| Text provided |
Contemp.Film Theory & Criticism (CSAP/LSE)

This
course offers a survey of representative texts of contemporary film theory and
criticism illustrated by a selection of relevant films. Film historians
identify May 1968 (the student uprisings in Paris) as the beginning of the
contemporary period of film theory and criticism, that moment when film
criticism began to break from the naturalist assumptions of the realism and
formalism of film theory’s classical period and adopt the stance that all
languages or systems, such as film, are constructed and informed by ideology.
The beginning of the course will include a brief excursion into the assumptions
of the classical period and the theoretical backgrounds to the structuralist,
Marxist, and psychoanalytic models of the contemporary period. Contemporary
film theory arose with the encounter of Marxism and psychoanalysis within the
field of semiotics, and all three strands–semiotics, theories of ideology, and
theories of subjectivity–come together in film theory in the 1970s and 80s. In
these models, film is a language, an ideological construct with ruptures of
resistance, and a site that positions the spectator as subject whether as
passive or active, fixed or fluctuating. As such, these three models, either
separately or in combination, informed the investigations in film studies into  narrative, genre, authorship (auteur theories),
spectatorship, gender, sexuality, and race.

The last
part of the course would look at the present Foucauldian, poststructuralist and
postmodern environment, and the emphasis on plurality and the hybrid approach
to film investigations combining any number of theories and practices with
cultural and historical research into production and consumption.

| Data records |
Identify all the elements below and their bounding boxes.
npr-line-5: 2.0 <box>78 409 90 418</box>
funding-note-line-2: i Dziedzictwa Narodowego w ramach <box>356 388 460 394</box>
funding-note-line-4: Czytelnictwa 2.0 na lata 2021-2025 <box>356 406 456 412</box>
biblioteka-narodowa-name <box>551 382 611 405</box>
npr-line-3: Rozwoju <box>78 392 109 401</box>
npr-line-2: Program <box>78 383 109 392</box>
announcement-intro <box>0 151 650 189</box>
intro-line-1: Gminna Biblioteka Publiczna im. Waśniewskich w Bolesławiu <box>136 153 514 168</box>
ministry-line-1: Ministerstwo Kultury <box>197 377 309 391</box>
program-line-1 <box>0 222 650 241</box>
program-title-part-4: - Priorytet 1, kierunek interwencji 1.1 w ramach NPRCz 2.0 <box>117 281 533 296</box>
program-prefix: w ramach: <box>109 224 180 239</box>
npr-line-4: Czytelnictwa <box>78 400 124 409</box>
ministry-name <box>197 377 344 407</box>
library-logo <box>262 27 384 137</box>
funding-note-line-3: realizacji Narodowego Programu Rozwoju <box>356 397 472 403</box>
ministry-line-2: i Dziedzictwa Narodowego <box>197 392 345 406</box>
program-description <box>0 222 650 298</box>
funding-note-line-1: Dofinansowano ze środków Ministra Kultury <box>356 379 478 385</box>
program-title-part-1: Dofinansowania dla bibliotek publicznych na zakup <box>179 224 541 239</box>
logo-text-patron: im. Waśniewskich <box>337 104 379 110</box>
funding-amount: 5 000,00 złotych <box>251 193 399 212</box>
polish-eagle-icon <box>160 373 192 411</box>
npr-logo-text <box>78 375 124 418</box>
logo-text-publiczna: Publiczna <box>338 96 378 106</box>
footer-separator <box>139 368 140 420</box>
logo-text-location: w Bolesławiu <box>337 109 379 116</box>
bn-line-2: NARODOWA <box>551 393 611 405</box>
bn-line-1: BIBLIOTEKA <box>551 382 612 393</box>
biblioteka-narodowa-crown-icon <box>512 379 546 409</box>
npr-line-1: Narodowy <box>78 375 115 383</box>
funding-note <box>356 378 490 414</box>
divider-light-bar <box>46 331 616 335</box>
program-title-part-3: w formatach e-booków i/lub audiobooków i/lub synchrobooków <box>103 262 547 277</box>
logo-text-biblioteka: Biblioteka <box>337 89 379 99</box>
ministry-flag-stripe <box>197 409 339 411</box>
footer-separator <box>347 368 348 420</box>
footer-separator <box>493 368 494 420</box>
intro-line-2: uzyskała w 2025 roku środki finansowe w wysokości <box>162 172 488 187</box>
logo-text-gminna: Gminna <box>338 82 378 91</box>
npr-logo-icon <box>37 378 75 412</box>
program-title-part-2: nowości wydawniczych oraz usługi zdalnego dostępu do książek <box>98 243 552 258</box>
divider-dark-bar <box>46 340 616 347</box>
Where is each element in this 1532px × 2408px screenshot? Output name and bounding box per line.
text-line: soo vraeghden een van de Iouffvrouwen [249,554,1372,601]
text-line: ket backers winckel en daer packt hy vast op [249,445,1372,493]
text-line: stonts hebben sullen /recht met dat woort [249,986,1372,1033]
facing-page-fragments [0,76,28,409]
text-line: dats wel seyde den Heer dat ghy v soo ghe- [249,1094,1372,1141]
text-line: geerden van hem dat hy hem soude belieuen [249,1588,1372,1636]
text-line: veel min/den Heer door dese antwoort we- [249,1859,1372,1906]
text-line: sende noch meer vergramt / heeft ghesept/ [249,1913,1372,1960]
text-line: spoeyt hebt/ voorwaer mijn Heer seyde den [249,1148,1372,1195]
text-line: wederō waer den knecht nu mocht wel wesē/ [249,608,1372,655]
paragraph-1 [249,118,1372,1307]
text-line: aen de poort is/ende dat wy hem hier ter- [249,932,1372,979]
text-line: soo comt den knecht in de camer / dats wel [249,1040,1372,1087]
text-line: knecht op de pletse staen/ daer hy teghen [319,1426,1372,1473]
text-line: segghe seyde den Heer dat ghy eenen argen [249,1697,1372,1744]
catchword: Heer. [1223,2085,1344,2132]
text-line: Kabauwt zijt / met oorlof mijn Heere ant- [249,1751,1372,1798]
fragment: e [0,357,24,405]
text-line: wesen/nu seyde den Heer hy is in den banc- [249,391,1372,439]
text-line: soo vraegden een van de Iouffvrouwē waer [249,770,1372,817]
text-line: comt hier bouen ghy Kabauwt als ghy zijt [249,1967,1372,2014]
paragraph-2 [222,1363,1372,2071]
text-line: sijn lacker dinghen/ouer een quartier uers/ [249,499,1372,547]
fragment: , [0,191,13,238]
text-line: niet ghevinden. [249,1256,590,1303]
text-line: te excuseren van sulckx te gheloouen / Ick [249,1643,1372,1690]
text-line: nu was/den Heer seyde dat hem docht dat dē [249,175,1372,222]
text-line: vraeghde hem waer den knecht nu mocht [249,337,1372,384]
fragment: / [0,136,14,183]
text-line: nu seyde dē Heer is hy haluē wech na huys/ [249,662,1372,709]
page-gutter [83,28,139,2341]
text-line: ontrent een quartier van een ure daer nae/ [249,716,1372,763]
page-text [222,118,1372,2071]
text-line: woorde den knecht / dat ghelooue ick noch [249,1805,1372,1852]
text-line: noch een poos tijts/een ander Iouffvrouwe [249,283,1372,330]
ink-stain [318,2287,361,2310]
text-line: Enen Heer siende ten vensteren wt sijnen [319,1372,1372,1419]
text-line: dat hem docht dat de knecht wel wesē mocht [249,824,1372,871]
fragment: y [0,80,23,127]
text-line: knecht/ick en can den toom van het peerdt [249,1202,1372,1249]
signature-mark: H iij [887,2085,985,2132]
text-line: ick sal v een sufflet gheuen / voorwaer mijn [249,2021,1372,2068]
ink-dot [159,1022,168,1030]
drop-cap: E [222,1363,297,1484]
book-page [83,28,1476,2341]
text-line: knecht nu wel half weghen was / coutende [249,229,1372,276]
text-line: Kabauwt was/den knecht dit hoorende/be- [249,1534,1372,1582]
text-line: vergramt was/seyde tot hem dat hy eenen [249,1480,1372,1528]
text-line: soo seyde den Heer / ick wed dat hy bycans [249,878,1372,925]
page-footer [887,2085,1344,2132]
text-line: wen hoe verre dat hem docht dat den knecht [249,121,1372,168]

| Instructions |
[a] According to the course description on contemporary film theory, which event do film historians identify as the beginning of the contemporary period of film theory and criticism?
[b] Resume the course description on contemporary film theory and criticism from the point where it stops.

| Task answers |
[a] The student uprisings in Paris in May 1968.

[b]
Assignments would include at least one
oral report on assigned readings; two papers, one of medium length  focusing on a theoretical discourse and its
practical application to a film through close analysis, and another longer
paper involving research into an issue or controversy within the field.

Required Texts:  A packet of articles culled from Leo Braudy
& Marshall Cohen, eds., Film Theory
and Criticism
, Seventh Edition (2009); Robert Stam & Toby Miller, eds. Film and Theory, An Anthology (2000); Kaplan, E. Ann, ed. Feminism and Film, Oxford Readings in
Feminism (2000); and other
collections.

Required Film Viewings (examples,
provisional
):  The Battle Ship Potemkin; Citizen
Kane
; Casablanca; Persona; Annie Hall, Stella Dallas;
Desperately Seeking Susan; The Tango Lesson; Bound; Shadow of a Doubt; VertigoThe Piano; In the Cut; The Birth of a
Nation
; Bird of Paradise; The Battle of Algiers; All That Heaven Allows; Ali: Fear Eats the Soul; Caché, etc.